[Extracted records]
:::::

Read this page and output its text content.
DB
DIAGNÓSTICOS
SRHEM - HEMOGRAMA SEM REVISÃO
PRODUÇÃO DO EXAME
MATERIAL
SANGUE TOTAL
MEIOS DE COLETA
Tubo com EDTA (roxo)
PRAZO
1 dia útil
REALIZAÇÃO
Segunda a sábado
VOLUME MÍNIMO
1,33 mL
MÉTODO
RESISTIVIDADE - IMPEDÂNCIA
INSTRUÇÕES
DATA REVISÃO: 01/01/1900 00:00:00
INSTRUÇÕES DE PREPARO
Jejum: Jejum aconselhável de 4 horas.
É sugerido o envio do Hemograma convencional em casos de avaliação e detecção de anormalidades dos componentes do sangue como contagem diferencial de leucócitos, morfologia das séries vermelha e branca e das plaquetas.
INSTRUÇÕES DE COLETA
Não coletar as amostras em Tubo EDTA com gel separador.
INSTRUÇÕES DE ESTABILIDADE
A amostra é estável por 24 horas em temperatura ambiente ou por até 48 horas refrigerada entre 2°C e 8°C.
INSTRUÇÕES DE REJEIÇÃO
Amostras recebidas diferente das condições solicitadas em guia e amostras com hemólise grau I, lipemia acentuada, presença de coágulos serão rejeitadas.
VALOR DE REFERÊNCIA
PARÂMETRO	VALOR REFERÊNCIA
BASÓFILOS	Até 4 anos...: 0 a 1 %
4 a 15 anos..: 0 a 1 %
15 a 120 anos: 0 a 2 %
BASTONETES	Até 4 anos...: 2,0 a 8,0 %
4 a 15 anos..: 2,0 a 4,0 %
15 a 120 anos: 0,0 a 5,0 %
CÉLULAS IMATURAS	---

:::::

◆ **What the exercise asks**:
Write the material out again in its entirety, exactly as shown.

◆ **Solution for this task**:
Read this page and output its text content.
DB
DIAGNÓSTICOS
SRHEM - HEMOGRAMA SEM REVISÃO
PRODUÇÃO DO EXAME
MATERIAL
SANGUE TOTAL
MEIOS DE COLETA
Tubo com EDTA (roxo)
PRAZO
1 dia útil
REALIZAÇÃO
Segunda a sábado
VOLUME MÍNIMO
1,33 mL
MÉTODO
RESISTIVIDADE - IMPEDÂNCIA
INSTRUÇÕES
DATA REVISÃO: 01/01/1900 00:00:00
INSTRUÇÕES DE PREPARO
Jejum: Jejum aconselhável de 4 horas.
É sugerido o envio do Hemograma convencional em casos de avaliação e detecção de anormalidades dos componentes do sangue como contagem diferencial de leucócitos, morfologia das séries vermelha e branca e das plaquetas.
INSTRUÇÕES DE COLETA
Não coletar as amostras em Tubo EDTA com gel separador.
INSTRUÇÕES DE ESTABILIDADE
A amostra é estável por 24 horas em temperatura ambiente ou por até 48 horas refrigerada entre 2°C e 8°C.
INSTRUÇÕES DE REJEIÇÃO
Amostras recebidas diferente das condições solicitadas em guia e amostras com hemólise grau I, lipemia acentuada, presença de coágulos serão rejeitadas.
VALOR DE REFERÊNCIA
PARÂMETRO	VALOR REFERÊNCIA
BASÓFILOS	Até 4 anos...: 0 a 1 %
4 a 15 anos..: 0 a 1 %
15 a 120 anos: 0 a 2 %
BASTONETES	Até 4 anos...: 2,0 a 8,0 %
4 a 15 anos..: 2,0 a 4,0 %
15 a 120 anos: 0,0 a 5,0 %
CÉLULAS IMATURAS	---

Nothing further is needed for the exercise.